---------- RECORDS FOR THE EXERCISE ----------

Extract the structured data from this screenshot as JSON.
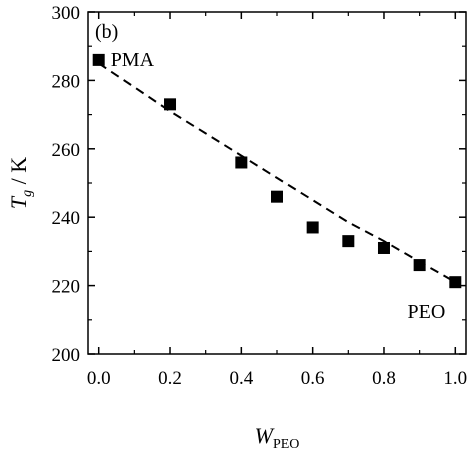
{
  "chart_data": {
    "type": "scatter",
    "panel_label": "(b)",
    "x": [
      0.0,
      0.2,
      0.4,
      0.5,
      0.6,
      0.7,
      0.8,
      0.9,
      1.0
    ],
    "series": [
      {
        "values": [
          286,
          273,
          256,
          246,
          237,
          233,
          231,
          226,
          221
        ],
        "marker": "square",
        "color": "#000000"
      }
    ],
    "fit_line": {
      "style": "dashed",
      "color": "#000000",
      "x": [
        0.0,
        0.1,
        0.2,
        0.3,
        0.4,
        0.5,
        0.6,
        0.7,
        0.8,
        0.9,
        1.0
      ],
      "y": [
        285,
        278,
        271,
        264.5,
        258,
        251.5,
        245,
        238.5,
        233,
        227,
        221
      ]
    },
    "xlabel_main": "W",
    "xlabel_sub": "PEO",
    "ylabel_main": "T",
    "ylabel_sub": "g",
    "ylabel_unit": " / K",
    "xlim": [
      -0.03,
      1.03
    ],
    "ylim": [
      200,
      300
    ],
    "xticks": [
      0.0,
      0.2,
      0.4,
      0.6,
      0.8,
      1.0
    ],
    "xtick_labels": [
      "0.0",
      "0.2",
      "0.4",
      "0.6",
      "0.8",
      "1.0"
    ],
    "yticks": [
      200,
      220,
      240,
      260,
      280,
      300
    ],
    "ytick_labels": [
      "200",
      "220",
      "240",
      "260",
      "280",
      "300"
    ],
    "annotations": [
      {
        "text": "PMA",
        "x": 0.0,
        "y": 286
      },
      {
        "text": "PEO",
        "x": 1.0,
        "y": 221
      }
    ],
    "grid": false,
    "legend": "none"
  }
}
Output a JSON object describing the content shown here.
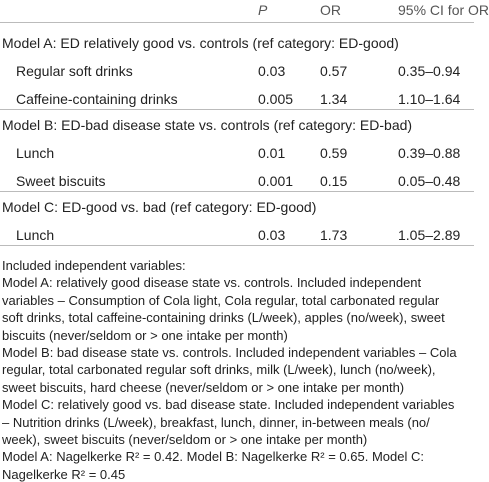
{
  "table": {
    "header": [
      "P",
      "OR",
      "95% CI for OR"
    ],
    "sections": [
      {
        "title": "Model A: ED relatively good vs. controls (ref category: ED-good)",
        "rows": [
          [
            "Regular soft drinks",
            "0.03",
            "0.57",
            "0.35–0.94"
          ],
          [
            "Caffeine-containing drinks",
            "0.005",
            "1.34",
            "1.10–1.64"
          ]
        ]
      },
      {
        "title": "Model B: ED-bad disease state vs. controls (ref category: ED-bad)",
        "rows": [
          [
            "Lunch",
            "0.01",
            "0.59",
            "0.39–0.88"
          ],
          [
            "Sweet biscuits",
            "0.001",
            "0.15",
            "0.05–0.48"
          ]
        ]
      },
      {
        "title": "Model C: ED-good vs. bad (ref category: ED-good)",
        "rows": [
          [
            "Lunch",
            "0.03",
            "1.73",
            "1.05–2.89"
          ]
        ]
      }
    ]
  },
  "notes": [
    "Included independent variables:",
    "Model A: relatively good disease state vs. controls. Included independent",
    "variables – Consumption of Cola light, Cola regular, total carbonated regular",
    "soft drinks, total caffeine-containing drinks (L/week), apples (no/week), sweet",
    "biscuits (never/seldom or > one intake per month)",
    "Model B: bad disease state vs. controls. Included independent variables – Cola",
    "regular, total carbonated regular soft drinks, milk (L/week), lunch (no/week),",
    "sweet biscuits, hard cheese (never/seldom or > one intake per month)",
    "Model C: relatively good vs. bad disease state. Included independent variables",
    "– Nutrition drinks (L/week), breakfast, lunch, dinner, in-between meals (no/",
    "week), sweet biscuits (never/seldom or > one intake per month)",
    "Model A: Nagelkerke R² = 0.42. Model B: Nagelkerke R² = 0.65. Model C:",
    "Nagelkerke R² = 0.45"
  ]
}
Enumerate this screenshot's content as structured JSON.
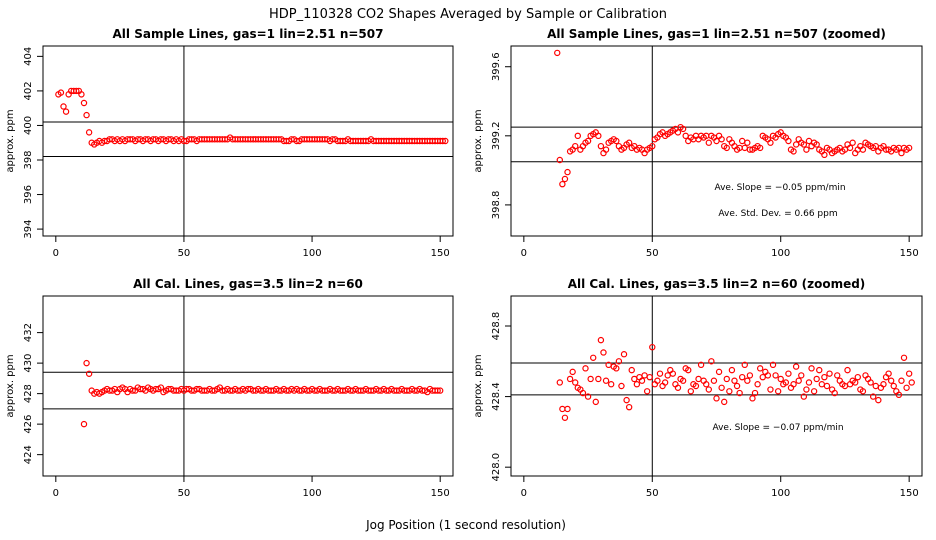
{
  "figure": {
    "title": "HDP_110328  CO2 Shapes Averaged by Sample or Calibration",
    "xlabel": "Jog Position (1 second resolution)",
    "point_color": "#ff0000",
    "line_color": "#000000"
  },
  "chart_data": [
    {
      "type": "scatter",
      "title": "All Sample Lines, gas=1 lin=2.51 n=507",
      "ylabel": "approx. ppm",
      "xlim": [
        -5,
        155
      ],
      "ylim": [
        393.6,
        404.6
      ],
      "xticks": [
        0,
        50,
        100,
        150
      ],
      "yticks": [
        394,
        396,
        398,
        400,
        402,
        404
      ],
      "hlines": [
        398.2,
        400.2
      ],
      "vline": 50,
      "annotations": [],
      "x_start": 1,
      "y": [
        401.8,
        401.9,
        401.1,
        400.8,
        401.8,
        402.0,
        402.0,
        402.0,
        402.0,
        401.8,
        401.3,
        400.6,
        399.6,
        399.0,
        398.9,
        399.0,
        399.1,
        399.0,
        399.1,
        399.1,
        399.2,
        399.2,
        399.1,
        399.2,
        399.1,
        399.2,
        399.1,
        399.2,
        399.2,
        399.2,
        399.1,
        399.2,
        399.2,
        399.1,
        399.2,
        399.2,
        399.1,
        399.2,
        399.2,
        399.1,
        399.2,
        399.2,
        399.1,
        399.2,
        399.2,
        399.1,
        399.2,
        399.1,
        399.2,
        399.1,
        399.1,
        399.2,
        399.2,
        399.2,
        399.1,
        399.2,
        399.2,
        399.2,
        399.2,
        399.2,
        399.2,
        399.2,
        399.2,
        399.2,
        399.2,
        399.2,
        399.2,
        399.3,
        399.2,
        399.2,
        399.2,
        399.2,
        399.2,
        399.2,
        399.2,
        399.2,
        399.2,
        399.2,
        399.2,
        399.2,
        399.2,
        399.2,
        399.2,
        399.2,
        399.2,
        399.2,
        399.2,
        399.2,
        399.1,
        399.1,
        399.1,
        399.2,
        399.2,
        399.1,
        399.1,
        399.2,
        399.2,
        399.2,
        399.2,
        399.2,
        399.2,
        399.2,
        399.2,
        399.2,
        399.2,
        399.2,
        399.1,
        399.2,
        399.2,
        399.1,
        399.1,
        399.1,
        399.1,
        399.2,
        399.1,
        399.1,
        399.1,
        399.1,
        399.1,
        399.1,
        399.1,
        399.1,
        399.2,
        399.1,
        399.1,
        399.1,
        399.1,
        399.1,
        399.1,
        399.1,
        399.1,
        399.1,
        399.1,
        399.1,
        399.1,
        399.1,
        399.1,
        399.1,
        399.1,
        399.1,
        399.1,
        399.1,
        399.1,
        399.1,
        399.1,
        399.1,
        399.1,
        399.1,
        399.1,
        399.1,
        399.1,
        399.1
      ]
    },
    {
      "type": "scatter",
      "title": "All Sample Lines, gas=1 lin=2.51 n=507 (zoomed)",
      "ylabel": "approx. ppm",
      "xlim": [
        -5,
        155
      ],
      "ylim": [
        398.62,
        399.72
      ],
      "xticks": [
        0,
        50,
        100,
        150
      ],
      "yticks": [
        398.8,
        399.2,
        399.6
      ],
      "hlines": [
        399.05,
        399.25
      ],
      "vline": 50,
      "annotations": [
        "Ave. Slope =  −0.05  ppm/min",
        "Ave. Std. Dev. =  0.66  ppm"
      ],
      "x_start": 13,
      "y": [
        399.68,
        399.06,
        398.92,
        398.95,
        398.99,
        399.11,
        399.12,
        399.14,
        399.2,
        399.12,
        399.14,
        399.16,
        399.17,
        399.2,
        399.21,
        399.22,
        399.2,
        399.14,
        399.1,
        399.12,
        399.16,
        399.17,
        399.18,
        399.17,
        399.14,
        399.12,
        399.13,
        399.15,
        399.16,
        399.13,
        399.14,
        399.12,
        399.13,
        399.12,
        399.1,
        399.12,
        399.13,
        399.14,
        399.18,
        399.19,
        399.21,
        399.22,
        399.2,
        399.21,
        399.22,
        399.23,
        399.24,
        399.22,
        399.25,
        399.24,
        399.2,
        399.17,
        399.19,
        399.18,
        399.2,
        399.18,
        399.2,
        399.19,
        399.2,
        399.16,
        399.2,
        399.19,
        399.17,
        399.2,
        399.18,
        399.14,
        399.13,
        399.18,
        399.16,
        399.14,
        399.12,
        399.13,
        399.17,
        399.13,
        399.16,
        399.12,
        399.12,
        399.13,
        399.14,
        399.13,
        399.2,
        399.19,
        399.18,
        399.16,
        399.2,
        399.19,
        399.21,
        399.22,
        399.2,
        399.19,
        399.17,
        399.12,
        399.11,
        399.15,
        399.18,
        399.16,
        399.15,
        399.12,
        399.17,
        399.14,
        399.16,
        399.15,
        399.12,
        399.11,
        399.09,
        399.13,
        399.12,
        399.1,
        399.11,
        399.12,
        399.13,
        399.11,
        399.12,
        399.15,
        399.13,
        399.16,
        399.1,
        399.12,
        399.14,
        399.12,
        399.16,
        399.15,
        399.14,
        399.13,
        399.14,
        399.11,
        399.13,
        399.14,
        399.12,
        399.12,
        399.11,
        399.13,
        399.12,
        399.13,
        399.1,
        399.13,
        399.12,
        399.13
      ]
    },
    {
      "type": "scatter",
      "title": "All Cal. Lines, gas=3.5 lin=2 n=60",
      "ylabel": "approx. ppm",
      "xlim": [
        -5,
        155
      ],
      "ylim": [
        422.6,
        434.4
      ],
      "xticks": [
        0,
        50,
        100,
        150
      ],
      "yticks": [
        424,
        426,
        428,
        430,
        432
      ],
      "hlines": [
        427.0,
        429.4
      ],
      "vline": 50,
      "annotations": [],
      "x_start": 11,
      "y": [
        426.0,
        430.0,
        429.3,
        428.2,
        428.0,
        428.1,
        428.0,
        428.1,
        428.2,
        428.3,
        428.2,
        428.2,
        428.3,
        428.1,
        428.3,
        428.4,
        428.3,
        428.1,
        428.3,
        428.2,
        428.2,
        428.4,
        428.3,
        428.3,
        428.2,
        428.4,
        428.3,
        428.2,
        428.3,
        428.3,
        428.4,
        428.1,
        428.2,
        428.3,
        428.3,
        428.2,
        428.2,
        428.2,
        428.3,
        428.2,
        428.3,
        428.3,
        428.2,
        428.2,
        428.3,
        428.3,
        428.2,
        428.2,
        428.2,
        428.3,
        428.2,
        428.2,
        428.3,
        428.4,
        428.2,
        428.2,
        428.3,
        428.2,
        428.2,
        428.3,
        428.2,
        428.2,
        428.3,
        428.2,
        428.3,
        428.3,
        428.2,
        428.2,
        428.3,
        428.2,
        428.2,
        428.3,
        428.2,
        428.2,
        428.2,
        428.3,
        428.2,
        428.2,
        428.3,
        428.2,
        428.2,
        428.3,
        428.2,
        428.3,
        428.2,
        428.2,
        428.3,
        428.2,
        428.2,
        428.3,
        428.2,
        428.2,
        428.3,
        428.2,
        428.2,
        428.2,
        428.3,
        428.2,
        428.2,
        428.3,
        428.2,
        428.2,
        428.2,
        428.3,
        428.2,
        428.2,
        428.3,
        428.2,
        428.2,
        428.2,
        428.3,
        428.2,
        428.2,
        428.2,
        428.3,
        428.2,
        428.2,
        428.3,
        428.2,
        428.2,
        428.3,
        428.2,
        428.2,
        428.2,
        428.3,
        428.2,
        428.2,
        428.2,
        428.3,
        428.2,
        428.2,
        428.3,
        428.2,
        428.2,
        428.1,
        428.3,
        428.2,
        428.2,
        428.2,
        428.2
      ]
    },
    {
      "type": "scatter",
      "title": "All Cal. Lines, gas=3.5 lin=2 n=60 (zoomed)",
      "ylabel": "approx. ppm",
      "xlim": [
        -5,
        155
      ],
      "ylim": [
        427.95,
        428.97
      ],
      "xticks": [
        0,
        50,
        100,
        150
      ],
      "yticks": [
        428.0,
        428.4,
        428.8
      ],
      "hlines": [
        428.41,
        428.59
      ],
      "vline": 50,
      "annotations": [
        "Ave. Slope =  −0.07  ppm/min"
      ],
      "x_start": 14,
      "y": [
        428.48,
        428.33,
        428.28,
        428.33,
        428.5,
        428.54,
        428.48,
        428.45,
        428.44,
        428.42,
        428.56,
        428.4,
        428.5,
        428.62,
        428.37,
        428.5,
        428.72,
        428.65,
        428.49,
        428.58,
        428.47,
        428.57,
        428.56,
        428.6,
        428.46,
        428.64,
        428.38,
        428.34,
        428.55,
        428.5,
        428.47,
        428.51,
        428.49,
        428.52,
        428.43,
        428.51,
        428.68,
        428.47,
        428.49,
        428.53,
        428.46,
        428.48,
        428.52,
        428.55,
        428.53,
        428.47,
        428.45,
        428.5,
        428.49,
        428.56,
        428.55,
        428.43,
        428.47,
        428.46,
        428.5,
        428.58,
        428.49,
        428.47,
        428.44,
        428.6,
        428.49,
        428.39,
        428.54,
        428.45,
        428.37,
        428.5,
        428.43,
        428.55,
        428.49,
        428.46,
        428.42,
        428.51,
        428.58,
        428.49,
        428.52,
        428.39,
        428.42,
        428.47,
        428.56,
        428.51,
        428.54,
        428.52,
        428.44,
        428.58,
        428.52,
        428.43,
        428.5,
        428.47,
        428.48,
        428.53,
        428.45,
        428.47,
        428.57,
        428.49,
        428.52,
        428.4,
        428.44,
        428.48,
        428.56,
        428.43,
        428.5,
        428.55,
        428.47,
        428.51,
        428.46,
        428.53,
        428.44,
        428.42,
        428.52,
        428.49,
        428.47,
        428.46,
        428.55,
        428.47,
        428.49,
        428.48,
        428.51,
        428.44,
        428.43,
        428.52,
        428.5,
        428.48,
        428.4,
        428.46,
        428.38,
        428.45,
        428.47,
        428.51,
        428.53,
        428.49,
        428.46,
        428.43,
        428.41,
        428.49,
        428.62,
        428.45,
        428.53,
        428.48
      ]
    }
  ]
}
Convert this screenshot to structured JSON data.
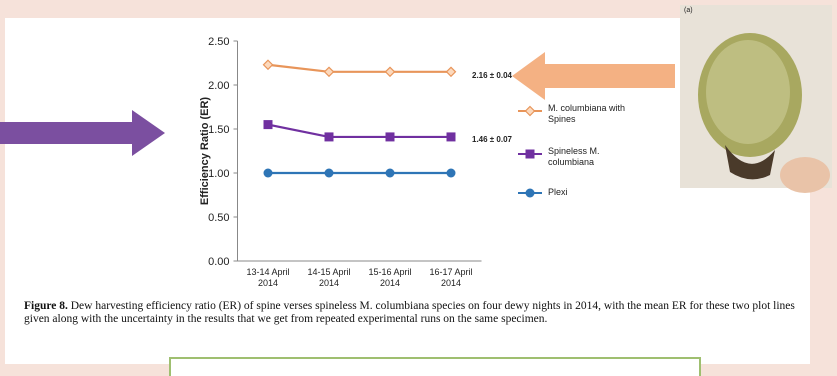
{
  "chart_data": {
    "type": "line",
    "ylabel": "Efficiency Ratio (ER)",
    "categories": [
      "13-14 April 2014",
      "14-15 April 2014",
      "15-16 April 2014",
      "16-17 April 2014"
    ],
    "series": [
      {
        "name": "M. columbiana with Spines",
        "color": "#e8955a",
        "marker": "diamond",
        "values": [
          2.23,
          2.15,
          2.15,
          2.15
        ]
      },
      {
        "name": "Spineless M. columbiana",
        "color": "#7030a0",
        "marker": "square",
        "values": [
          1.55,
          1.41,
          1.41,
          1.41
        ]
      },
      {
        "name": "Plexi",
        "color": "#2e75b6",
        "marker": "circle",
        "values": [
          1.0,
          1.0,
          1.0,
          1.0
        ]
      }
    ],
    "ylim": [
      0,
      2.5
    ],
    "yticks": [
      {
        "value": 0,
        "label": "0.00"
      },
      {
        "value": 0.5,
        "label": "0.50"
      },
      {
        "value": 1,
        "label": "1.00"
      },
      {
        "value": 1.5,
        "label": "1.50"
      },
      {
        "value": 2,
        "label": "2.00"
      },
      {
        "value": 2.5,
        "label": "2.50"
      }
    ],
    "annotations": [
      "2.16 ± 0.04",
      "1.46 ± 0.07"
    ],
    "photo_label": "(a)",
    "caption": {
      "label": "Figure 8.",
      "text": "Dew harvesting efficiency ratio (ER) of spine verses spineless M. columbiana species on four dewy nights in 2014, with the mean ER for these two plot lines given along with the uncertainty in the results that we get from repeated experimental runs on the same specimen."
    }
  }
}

----------

● INSTRUCTIONS FOR THE TASK: Print, exactly and only, the lines running from the line with "Convert this screenshot" through the last line of the data, including both. Skip any picture.

● EXPECTED ANSWER:
Convert this screenshot to structured JSON data.
{
  "chart_data": {
    "type": "line",
    "ylabel": "Efficiency Ratio (ER)",
    "categories": [
      "13-14 April 2014",
      "14-15 April 2014",
      "15-16 April 2014",
      "16-17 April 2014"
    ],
    "series": [
      {
        "name": "M. columbiana with Spines",
        "color": "#e8955a",
        "marker": "diamond",
        "values": [
          2.23,
          2.15,
          2.15,
          2.15
        ]
      },
      {
        "name": "Spineless M. columbiana",
        "color": "#7030a0",
        "marker": "square",
        "values": [
          1.55,
          1.41,
          1.41,
          1.41
        ]
      },
      {
        "name": "Plexi",
        "color": "#2e75b6",
        "marker": "circle",
        "values": [
          1.0,
          1.0,
          1.0,
          1.0
        ]
      }
    ],
    "ylim": [
      0,
      2.5
    ],
    "yticks": [
      {
        "value": 0,
        "label": "0.00"
      },
      {
        "value": 0.5,
        "label": "0.50"
      },
      {
        "value": 1,
        "label": "1.00"
      },
      {
        "value": 1.5,
        "label": "1.50"
      },
      {
        "value": 2,
        "label": "2.00"
      },
      {
        "value": 2.5,
        "label": "2.50"
      }
    ],
    "annotations": [
      "2.16 ± 0.04",
      "1.46 ± 0.07"
    ],
    "photo_label": "(a)",
    "caption": {
      "label": "Figure 8.",
      "text": "Dew harvesting efficiency ratio (ER) of spine verses spineless M. columbiana species on four dewy nights in 2014, with the mean ER for these two plot lines given along with the uncertainty in the results that we get from repeated experimental runs on the same specimen."
    }
  }
}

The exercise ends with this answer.